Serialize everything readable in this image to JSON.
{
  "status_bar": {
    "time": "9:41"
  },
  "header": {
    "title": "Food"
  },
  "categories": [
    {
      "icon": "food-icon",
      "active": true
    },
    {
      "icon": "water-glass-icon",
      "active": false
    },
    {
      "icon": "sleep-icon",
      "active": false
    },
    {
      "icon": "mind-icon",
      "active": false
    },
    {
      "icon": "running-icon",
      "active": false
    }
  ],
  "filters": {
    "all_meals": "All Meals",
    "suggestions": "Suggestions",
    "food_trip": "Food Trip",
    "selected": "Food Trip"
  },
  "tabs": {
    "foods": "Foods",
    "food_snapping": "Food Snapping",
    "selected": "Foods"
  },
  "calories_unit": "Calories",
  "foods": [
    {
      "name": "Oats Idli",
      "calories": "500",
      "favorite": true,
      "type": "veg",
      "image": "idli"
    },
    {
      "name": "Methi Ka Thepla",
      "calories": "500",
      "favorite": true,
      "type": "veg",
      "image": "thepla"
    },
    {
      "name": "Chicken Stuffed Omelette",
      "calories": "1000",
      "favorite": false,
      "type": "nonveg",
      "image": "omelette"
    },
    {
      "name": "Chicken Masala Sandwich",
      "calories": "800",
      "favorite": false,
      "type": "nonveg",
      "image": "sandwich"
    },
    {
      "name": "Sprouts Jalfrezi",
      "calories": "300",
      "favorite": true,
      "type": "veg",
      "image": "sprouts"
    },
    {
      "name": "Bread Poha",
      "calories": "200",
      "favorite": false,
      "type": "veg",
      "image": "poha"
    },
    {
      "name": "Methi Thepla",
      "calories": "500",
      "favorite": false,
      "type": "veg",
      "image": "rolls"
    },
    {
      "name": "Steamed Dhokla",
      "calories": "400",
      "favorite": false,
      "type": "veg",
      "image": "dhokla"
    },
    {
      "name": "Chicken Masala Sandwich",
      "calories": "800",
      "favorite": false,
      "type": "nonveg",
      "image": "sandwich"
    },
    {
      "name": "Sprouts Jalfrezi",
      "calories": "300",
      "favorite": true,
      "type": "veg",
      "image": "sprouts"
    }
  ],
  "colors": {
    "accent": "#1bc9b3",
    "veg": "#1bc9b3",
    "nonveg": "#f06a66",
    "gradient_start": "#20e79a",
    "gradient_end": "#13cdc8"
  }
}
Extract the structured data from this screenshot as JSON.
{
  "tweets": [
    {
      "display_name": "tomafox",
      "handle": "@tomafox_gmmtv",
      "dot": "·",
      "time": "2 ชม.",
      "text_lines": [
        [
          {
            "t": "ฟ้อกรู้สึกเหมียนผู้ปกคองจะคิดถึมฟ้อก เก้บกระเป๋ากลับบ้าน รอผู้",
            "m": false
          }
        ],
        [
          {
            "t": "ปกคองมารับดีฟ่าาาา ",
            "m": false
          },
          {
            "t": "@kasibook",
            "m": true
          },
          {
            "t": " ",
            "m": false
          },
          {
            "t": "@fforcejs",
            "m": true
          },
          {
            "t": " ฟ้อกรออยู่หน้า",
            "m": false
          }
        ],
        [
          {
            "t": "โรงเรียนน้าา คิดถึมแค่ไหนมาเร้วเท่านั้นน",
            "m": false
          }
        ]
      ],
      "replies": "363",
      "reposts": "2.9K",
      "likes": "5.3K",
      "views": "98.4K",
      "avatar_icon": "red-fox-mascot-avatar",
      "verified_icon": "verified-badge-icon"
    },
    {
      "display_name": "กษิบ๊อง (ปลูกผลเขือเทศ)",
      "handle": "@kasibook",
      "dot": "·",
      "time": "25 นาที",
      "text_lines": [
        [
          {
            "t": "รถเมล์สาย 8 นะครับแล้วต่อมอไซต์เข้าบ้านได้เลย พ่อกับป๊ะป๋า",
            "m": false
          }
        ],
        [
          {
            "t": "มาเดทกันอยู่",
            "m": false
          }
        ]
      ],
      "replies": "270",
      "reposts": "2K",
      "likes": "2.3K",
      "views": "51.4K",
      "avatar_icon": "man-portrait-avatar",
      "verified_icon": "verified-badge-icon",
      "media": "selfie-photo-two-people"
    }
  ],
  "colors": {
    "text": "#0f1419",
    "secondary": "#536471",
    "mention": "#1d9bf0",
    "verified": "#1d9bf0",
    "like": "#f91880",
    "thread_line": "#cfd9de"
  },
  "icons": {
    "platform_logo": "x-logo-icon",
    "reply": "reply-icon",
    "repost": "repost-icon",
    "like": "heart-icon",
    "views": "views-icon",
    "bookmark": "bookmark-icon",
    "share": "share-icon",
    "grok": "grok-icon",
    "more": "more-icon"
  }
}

◆ ◆ ◆ ◆ ◆ ◆ ◆

Above are the records; retype every one exactly.

Serialize everything readable in this image to JSON.
{
  "status_bar": {
    "time": "9:41"
  },
  "header": {
    "title": "Food"
  },
  "categories": [
    {
      "icon": "food-icon",
      "active": true
    },
    {
      "icon": "water-glass-icon",
      "active": false
    },
    {
      "icon": "sleep-icon",
      "active": false
    },
    {
      "icon": "mind-icon",
      "active": false
    },
    {
      "icon": "running-icon",
      "active": false
    }
  ],
  "filters": {
    "all_meals": "All Meals",
    "suggestions": "Suggestions",
    "food_trip": "Food Trip",
    "selected": "Food Trip"
  },
  "tabs": {
    "foods": "Foods",
    "food_snapping": "Food Snapping",
    "selected": "Foods"
  },
  "calories_unit": "Calories",
  "foods": [
    {
      "name": "Oats Idli",
      "calories": "500",
      "favorite": true,
      "type": "veg",
      "image": "idli"
    },
    {
      "name": "Methi Ka Thepla",
      "calories": "500",
      "favorite": true,
      "type": "veg",
      "image": "thepla"
    },
    {
      "name": "Chicken Stuffed Omelette",
      "calories": "1000",
      "favorite": false,
      "type": "nonveg",
      "image": "omelette"
    },
    {
      "name": "Chicken Masala Sandwich",
      "calories": "800",
      "favorite": false,
      "type": "nonveg",
      "image": "sandwich"
    },
    {
      "name": "Sprouts Jalfrezi",
      "calories": "300",
      "favorite": true,
      "type": "veg",
      "image": "sprouts"
    },
    {
      "name": "Bread Poha",
      "calories": "200",
      "favorite": false,
      "type": "veg",
      "image": "poha"
    },
    {
      "name": "Methi Thepla",
      "calories": "500",
      "favorite": false,
      "type": "veg",
      "image": "rolls"
    },
    {
      "name": "Steamed Dhokla",
      "calories": "400",
      "favorite": false,
      "type": "veg",
      "image": "dhokla"
    },
    {
      "name": "Chicken Masala Sandwich",
      "calories": "800",
      "favorite": false,
      "type": "nonveg",
      "image": "sandwich"
    },
    {
      "name": "Sprouts Jalfrezi",
      "calories": "300",
      "favorite": true,
      "type": "veg",
      "image": "sprouts"
    }
  ],
  "colors": {
    "accent": "#1bc9b3",
    "veg": "#1bc9b3",
    "nonveg": "#f06a66",
    "gradient_start": "#20e79a",
    "gradient_end": "#13cdc8"
  }
}
Extract the structured data from this screenshot as JSON.
{
  "tweets": [
    {
      "display_name": "tomafox",
      "handle": "@tomafox_gmmtv",
      "dot": "·",
      "time": "2 ชม.",
      "text_lines": [
        [
          {
            "t": "ฟ้อกรู้สึกเหมียนผู้ปกคองจะคิดถึมฟ้อก เก้บกระเป๋ากลับบ้าน รอผู้",
            "m": false
          }
        ],
        [
          {
            "t": "ปกคองมารับดีฟ่าาาา ",
            "m": false
          },
          {
            "t": "@kasibook",
            "m": true
          },
          {
            "t": " ",
            "m": false
          },
          {
            "t": "@fforcejs",
            "m": true
          },
          {
            "t": " ฟ้อกรออยู่หน้า",
            "m": false
          }
        ],
        [
          {
            "t": "โรงเรียนน้าา คิดถึมแค่ไหนมาเร้วเท่านั้นน",
            "m": false
          }
        ]
      ],
      "replies": "363",
      "reposts": "2.9K",
      "likes": "5.3K",
      "views": "98.4K",
      "avatar_icon": "red-fox-mascot-avatar",
      "verified_icon": "verified-badge-icon"
    },
    {
      "display_name": "กษิบ๊อง (ปลูกผลเขือเทศ)",
      "handle": "@kasibook",
      "dot": "·",
      "time": "25 นาที",
      "text_lines": [
        [
          {
            "t": "รถเมล์สาย 8 นะครับแล้วต่อมอไซต์เข้าบ้านได้เลย พ่อกับป๊ะป๋า",
            "m": false
          }
        ],
        [
          {
            "t": "มาเดทกันอยู่",
            "m": false
          }
        ]
      ],
      "replies": "270",
      "reposts": "2K",
      "likes": "2.3K",
      "views": "51.4K",
      "avatar_icon": "man-portrait-avatar",
      "verified_icon": "verified-badge-icon",
      "media": "selfie-photo-two-people"
    }
  ],
  "colors": {
    "text": "#0f1419",
    "secondary": "#536471",
    "mention": "#1d9bf0",
    "verified": "#1d9bf0",
    "like": "#f91880",
    "thread_line": "#cfd9de"
  },
  "icons": {
    "platform_logo": "x-logo-icon",
    "reply": "reply-icon",
    "repost": "repost-icon",
    "like": "heart-icon",
    "views": "views-icon",
    "bookmark": "bookmark-icon",
    "share": "share-icon",
    "grok": "grok-icon",
    "more": "more-icon"
  }
}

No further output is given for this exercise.